%%

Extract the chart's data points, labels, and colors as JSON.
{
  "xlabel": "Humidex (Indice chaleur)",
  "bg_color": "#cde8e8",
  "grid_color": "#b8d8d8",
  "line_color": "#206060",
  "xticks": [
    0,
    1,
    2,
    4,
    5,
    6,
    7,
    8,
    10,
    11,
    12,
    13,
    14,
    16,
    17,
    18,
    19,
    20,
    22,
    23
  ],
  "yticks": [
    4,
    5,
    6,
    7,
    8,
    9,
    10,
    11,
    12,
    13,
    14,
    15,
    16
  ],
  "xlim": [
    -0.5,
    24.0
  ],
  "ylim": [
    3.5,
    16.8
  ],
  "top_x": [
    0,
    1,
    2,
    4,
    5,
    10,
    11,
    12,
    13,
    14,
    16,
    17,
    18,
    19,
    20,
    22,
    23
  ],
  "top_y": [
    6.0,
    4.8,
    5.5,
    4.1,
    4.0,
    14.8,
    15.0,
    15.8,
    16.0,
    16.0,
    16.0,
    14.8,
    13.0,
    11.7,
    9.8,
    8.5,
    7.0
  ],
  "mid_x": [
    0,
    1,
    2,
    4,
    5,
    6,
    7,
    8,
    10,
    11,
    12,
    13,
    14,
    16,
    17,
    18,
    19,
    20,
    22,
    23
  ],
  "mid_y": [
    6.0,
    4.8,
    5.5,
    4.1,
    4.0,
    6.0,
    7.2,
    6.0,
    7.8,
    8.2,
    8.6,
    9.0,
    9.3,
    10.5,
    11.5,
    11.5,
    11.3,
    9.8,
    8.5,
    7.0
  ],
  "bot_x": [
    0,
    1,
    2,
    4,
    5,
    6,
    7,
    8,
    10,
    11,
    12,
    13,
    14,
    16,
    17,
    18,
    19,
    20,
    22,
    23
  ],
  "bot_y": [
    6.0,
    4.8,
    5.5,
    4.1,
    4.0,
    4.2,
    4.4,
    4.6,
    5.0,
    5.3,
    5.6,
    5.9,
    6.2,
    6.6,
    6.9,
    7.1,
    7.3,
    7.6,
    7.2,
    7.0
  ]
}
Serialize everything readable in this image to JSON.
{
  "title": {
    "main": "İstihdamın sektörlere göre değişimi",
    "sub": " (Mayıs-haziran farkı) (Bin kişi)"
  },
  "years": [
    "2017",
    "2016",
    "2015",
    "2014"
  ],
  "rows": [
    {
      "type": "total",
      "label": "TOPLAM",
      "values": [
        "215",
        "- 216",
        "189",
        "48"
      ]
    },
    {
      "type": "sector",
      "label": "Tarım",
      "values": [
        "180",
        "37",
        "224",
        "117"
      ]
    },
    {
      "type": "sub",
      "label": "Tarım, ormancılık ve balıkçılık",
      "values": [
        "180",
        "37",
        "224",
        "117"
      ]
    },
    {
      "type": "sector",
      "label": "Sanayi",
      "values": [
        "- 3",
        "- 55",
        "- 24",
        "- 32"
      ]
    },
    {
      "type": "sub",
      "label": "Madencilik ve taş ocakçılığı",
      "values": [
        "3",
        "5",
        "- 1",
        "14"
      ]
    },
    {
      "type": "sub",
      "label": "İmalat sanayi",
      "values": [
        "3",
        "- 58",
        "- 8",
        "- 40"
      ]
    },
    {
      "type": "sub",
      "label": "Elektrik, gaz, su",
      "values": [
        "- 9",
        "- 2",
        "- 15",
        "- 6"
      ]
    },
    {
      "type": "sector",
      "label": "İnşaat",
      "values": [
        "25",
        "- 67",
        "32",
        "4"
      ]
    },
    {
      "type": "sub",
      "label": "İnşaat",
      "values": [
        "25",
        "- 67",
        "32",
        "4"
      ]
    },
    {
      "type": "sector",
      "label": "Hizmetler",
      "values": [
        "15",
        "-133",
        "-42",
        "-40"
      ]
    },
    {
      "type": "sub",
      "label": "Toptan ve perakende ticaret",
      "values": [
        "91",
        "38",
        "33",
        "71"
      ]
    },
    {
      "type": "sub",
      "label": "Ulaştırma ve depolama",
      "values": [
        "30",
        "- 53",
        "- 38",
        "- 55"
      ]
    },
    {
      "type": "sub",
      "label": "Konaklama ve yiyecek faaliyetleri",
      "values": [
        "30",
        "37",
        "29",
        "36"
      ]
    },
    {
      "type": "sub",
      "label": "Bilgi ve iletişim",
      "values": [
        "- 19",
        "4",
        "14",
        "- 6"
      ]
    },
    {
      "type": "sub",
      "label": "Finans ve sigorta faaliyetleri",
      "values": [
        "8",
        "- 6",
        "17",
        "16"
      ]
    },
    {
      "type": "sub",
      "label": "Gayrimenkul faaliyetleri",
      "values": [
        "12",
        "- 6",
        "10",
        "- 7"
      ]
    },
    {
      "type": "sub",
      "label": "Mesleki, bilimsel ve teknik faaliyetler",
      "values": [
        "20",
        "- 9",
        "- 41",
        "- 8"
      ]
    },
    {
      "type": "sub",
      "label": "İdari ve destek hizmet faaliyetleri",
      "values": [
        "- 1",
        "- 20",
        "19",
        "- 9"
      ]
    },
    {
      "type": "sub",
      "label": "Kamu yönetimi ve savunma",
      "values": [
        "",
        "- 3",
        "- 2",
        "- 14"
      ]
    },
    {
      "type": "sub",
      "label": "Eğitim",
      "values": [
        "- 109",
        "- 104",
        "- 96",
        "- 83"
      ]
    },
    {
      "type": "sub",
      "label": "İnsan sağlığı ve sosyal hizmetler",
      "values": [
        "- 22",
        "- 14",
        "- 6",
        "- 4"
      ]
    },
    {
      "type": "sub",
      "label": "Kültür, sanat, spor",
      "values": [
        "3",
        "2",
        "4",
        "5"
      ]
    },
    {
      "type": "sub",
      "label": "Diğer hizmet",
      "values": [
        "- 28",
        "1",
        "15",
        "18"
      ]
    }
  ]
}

%%

*GOAL OF THE EXERCISE*: Review the material and copy each line in which the word "JSON" appears.

*ANSWER TO THIS PROBLEM*:
Extract the chart's data points, labels, and colors as JSON.
Serialize everything readable in this image to JSON.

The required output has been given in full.